* **Aim**
In the listing that follows, count every line with the word "Publications" in it and write only the total.

(Collected data entries)
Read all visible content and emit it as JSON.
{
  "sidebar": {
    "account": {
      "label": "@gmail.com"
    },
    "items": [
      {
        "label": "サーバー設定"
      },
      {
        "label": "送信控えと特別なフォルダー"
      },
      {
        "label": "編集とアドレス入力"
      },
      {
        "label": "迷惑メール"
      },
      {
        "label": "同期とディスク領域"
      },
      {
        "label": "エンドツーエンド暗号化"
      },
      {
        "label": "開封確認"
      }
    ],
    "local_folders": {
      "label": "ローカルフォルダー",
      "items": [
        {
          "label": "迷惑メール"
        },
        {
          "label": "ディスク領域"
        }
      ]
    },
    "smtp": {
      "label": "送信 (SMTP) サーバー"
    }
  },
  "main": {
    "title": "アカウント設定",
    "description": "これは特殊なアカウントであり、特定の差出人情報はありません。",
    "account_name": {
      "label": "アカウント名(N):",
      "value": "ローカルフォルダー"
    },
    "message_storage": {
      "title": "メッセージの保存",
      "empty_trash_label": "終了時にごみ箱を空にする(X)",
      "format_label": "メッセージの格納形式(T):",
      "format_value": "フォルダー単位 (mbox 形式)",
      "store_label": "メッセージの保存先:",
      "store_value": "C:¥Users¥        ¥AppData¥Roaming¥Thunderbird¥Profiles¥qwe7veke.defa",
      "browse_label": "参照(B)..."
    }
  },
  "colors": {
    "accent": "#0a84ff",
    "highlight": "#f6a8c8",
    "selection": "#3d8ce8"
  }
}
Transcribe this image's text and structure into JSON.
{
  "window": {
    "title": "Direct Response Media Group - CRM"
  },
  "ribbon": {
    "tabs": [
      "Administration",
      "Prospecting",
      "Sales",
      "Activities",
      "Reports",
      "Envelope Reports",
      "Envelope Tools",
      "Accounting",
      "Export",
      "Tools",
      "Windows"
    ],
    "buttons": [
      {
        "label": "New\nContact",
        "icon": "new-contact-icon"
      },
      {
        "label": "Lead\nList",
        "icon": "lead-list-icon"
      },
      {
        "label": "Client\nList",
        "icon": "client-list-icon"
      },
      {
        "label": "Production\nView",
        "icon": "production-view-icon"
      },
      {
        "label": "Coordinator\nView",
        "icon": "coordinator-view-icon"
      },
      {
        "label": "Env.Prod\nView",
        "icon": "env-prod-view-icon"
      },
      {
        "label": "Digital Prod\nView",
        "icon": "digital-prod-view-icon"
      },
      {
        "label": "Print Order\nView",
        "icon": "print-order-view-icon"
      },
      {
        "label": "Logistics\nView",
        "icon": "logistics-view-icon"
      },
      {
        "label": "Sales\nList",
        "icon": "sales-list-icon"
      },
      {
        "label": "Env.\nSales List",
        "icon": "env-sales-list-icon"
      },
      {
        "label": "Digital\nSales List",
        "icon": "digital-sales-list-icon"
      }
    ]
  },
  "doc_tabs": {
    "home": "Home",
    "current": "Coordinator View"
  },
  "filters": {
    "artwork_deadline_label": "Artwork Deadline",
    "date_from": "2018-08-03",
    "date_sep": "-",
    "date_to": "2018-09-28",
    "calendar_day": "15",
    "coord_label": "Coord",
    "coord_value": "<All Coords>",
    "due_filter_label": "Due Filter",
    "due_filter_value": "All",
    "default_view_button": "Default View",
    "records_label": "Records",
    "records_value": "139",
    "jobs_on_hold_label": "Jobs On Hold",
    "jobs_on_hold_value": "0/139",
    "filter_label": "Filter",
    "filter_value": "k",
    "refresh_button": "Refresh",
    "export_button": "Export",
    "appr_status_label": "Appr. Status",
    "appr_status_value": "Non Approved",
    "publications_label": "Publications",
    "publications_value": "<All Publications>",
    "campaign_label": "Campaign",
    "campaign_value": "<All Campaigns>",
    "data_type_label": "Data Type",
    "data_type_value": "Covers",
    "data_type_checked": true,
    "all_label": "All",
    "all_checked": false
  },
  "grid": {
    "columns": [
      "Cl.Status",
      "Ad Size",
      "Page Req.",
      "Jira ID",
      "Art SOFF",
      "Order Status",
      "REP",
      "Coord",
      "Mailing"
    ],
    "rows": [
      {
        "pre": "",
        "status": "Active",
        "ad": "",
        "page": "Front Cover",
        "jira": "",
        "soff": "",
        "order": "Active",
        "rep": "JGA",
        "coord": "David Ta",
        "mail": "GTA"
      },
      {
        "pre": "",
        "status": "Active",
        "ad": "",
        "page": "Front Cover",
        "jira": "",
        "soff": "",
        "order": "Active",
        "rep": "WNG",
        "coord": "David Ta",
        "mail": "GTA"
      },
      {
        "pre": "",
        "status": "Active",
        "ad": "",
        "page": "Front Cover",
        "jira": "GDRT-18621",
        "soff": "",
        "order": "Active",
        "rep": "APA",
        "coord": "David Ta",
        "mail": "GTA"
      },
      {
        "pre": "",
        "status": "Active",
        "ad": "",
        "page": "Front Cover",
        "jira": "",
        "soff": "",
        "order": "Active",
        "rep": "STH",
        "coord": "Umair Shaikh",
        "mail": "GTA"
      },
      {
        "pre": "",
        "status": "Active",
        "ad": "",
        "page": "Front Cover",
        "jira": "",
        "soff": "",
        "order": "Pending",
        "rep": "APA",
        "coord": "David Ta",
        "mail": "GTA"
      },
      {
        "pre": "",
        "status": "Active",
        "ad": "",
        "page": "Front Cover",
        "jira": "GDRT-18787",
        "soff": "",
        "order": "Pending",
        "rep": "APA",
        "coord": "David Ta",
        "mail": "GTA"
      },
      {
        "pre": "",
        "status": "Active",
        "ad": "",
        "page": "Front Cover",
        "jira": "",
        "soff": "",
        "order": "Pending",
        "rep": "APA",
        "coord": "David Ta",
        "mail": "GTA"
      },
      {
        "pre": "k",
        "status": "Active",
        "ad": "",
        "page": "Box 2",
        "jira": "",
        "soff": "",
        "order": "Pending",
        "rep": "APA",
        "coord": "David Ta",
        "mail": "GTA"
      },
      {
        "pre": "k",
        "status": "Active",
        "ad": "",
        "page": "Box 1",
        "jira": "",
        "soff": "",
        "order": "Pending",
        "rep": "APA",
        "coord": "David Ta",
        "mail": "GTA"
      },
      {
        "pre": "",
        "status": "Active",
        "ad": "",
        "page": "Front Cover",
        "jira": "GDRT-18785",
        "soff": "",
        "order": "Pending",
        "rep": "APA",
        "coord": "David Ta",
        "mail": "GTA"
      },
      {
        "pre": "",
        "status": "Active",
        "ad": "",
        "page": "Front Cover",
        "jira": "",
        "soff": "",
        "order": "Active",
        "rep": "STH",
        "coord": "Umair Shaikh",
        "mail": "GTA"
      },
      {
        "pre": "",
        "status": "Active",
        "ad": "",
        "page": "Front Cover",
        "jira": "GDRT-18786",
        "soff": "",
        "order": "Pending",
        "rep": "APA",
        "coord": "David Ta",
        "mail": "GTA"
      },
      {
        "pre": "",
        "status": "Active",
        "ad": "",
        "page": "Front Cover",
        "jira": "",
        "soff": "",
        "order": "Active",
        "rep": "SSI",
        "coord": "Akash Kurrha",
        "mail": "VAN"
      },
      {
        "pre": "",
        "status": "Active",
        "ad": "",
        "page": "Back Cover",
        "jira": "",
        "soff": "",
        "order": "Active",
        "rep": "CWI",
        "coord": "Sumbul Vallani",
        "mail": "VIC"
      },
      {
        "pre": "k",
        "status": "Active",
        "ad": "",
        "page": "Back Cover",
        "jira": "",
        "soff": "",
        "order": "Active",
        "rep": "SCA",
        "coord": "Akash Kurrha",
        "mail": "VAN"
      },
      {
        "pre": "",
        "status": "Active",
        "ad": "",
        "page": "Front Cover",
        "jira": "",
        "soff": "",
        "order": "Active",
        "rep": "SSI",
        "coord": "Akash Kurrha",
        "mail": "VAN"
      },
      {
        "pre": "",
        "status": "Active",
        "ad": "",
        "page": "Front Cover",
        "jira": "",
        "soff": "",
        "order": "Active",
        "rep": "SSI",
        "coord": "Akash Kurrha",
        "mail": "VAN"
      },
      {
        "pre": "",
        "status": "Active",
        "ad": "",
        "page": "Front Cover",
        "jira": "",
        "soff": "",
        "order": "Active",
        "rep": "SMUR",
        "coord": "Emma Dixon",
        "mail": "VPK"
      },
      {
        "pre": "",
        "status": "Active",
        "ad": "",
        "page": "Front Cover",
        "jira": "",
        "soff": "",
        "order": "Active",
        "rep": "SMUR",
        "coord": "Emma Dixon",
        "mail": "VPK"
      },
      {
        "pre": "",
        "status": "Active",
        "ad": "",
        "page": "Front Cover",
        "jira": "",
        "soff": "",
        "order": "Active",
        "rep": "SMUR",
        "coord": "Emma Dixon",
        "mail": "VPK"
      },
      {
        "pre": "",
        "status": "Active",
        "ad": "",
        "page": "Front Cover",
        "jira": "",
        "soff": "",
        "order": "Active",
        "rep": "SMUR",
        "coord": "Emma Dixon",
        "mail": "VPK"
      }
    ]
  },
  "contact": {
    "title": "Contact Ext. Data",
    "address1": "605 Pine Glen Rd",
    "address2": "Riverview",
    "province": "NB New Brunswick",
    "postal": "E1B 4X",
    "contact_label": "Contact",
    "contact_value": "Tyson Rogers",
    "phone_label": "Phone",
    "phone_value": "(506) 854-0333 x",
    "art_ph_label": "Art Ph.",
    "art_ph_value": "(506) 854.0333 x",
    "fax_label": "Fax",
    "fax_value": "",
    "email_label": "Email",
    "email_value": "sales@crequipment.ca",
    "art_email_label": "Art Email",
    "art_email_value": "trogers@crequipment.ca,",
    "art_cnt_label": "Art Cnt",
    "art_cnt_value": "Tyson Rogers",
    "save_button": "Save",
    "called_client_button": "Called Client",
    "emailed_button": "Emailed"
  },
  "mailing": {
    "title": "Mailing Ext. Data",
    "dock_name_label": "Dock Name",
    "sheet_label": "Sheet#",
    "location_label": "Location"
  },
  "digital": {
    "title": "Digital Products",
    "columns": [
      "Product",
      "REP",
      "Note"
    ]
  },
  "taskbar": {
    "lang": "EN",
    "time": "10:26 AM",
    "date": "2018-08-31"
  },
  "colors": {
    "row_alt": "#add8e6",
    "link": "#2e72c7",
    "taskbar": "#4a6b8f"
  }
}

* **Answer**
2